-- begin Text to read --
Every benchmark or threshold decision should record:

  • dataset source and ownership;
  • split policy;
  • scorer configuration;
  • threshold;
  • false-positive and false-negative examples;
  • latency and hardware context;
  • review owner and approval date.

5. Pick A Control Action

Director-AI can fail closed or fail soft. Choose based on consequence:

Failure mode Use when
raise A wrong answer must not leave the application boundary
metadata The application decides how to display or route the risk
log Early observation without user-visible enforcement
HTTP reject Proxy or middleware owns the response boundary
Human review Low-confidence outputs need operator approval
Streaming halt Partial output must stop before completion

6. Validate The Pilot

Minimum evidence before a production pilot:

  • quickstart or API smoke passes in the target environment;
  • a labelled domain sample has been scored;
  • at least one known bad answer is rejected;
  • at least one known good answer is approved;
  • logs contain no secrets;
  • evidence records are understandable to a domain reviewer;
  • operational ownership is assigned for threshold changes and false-positive review.
-- end Text to read --
-- begin Data extract --
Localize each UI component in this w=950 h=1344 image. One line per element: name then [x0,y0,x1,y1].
-- end Data extract --
**What to work on**
1 – From the Director-AI pilot guide, output the passage that runs from "Minimum evidence before" up to and including "and false-positive review.".
2 – Using the Director-AI pilot guide, decide whether each statement below agrees with it. Answer yes or no for each, and quote the deciding words.
(a) Director-AI can either fail closed or fail soft.
(b) The "log" failure mode is meant for user-visible enforcement.
(c) Approving at least one known good answer is listed as minimum evidence before a production pilot.
3 – Extend the Director-AI pilot guide beyond its final sentence.

**Results of the exercise**
1 –
Minimum evidence before a production pilot:

  • quickstart or API smoke passes in the target environment;
  • a labelled domain sample has been scored;
  • at least one known bad answer is rejected;
  • at least one known good answer is approved;
  • logs contain no secrets;
  • evidence records are understandable to a domain reviewer;
  • operational ownership is assigned for threshold changes and false-positive review.

2 –
(a) Yes: "Director-AI can fail closed or fail soft."
(b) No: "Early observation without user-visible enforcement"
(c) Yes: "at least one known good answer is approved"

3 –
7. Evidence Packet Template

Use this packet for internal review, procurement, or a customer pilot closeout:

Section Contents
Use case Workflow, users, output boundary, and consequence of a wrong answer
Dataset Source, ownership, split policy, examples excluded from tuning
Configuration Package version, scorer mode, threshold, runtime extras, KB version
Results Good-answer approvals, bad-answer rejections, false positives, false negatives
Operations Auth, tenant binding, metrics, logs, review queue, rollback owner
Claim boundary Which claims are supported by this pilot and which require more evidence

8. Continue By Role

Role Next page
Application developer Quickstart
RAG engineer KB Ingestion
Evaluation engineer BatchProcessor API
Platform operator Production Guide
Compliance reviewer Compliance Reporting
Commercial evaluator Product Overview

9. Business Evidence Package

For commercial pilots, pair technical checks with a short evidence packet:

  • one-page use-case statement (input, output, and consequence),
  • fixed test split and acceptance criteria,
  • false-positive and false-negative examples from production-like samples,
  • incident and rollback flow,
  • review owner and escalation path,
  • and a short post-pilot report with expected reduction in factual-risk incidents.

Publishing this package early is often the fastest way to get procurement and security teams aligned.